§ Work to be completed
Show every line of the records below that contains the word "this".

§ Records to use
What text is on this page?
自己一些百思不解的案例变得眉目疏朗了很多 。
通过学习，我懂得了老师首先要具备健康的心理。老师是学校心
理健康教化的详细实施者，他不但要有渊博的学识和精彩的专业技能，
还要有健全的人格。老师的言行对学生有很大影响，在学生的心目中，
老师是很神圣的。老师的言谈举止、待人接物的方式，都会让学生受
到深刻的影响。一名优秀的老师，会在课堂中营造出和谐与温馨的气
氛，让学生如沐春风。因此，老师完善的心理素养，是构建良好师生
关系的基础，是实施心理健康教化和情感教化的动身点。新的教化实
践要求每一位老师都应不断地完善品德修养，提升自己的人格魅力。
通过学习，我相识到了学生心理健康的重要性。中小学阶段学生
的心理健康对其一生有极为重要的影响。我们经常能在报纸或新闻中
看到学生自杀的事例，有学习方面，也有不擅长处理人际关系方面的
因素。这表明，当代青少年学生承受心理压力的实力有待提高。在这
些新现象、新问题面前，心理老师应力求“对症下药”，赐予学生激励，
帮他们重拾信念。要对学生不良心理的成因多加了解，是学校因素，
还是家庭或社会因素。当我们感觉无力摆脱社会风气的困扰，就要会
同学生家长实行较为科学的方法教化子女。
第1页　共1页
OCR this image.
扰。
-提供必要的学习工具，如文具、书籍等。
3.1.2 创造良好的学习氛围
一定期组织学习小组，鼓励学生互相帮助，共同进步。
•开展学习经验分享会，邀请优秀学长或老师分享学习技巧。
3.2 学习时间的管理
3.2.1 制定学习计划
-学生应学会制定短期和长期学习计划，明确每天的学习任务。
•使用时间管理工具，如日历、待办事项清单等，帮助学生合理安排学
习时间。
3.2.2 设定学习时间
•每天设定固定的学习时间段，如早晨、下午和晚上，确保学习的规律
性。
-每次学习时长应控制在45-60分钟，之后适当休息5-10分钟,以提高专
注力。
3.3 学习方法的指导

§ Reply
What text is on this page?
OCR this image.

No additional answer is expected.